======== DATA SUPPLIED ========

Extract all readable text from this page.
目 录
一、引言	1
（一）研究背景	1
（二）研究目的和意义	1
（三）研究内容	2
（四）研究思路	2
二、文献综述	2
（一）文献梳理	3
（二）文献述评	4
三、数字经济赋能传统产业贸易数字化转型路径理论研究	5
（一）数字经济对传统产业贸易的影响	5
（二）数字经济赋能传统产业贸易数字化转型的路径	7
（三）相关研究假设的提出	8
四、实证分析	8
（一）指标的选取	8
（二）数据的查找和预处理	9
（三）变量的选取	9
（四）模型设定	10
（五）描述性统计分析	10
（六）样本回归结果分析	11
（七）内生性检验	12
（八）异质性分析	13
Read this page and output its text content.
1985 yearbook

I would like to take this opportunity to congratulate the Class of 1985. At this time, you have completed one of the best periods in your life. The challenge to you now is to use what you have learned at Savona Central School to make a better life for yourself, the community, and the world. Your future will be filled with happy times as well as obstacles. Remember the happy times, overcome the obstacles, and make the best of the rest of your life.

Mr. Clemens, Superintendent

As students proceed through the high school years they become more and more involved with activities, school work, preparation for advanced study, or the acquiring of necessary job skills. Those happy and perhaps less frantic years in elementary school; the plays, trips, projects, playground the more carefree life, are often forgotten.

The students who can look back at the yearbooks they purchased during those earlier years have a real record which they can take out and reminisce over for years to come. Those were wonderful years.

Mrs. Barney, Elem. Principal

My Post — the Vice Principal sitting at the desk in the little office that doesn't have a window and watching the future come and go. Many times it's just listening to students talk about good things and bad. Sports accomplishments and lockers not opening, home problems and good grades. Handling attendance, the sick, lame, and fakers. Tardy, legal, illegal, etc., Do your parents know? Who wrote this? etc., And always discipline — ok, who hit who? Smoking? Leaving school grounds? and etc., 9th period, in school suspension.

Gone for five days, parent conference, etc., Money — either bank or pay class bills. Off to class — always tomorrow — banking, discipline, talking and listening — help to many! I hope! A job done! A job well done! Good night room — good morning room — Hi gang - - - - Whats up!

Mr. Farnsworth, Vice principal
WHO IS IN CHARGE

========

● PROBLEM REQUIREMENTS: Each line above that includes "Vice" should be shown.

● ANSWER TO THIS TASK:
My Post — the Vice Principal sitting at the desk in the little office that doesn't have a window and watching the future come and go. Many times it's just listening to students talk about good things and bad. Sports accomplishments and lockers not opening, home problems and good grades. Handling attendance, the sick, lame, and fakers. Tardy, legal, illegal, etc., Do your parents know? Who wrote this? etc., And always discipline — ok, who hit who? Smoking? Leaving school grounds? and etc., 9th period, in school suspension.
Mr. Farnsworth, Vice principal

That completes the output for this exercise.